### Exercise directions
Looking at the listing, state how many of its lines contain the string "color". Write only the number.

### Input material
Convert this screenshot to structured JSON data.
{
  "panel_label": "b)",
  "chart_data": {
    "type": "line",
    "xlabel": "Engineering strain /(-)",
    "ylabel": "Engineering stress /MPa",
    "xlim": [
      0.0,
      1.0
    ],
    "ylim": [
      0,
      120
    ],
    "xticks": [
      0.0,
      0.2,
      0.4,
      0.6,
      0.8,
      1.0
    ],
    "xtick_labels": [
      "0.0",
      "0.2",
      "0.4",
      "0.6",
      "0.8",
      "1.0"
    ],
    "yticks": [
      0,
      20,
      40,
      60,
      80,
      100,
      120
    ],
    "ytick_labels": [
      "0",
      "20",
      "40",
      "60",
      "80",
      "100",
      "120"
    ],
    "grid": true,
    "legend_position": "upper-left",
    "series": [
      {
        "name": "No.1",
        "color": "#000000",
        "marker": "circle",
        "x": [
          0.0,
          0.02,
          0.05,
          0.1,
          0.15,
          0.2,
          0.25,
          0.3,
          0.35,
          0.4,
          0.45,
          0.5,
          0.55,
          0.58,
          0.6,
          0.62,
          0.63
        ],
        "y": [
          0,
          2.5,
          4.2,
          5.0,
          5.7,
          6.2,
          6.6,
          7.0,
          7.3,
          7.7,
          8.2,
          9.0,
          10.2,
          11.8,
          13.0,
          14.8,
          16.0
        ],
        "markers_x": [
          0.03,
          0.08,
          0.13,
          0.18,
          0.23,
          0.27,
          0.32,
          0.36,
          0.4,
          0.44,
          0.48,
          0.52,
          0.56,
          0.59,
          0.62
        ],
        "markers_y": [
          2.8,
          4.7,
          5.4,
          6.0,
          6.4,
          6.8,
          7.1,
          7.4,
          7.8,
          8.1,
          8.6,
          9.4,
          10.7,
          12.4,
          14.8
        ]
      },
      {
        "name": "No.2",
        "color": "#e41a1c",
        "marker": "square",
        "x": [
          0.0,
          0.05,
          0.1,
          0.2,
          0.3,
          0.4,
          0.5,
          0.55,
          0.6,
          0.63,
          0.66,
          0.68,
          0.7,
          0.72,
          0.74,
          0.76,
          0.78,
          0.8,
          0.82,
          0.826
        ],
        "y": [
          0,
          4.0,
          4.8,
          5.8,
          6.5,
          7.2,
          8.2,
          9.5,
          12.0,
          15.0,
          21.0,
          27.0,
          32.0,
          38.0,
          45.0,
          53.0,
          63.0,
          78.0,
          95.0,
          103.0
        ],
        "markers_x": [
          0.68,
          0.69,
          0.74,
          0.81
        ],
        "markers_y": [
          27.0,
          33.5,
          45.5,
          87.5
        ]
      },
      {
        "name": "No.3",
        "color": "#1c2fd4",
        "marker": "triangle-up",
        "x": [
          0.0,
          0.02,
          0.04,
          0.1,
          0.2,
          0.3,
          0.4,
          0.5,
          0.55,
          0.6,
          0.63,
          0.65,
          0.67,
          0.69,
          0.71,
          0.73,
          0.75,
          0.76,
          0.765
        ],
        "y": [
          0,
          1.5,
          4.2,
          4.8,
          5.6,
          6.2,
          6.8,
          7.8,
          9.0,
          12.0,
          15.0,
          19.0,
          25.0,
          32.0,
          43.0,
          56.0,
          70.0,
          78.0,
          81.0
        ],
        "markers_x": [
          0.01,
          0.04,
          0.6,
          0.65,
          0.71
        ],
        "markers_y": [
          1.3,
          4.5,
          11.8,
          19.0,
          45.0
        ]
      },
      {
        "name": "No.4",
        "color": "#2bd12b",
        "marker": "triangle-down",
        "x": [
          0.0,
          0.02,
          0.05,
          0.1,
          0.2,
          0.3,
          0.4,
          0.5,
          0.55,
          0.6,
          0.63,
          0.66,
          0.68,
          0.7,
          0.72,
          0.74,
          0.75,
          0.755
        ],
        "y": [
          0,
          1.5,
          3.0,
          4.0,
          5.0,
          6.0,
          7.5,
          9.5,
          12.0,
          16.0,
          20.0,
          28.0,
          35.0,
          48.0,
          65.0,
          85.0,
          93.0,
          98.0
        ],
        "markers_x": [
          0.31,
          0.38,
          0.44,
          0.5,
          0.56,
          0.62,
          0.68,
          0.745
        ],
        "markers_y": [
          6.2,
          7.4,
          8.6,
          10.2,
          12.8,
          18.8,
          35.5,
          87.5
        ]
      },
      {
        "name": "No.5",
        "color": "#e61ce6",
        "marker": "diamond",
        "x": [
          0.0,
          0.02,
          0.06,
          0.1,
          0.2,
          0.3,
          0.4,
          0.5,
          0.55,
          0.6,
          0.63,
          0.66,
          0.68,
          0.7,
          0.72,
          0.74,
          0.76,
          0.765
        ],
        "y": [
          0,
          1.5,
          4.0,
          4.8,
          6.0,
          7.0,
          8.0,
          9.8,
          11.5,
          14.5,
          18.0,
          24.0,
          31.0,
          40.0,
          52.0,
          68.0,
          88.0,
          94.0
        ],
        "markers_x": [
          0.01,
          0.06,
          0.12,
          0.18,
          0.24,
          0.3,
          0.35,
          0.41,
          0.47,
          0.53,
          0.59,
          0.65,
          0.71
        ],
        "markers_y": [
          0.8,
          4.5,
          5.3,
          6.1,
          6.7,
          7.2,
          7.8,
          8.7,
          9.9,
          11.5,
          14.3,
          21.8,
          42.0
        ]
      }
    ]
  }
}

### Result of this exercise
5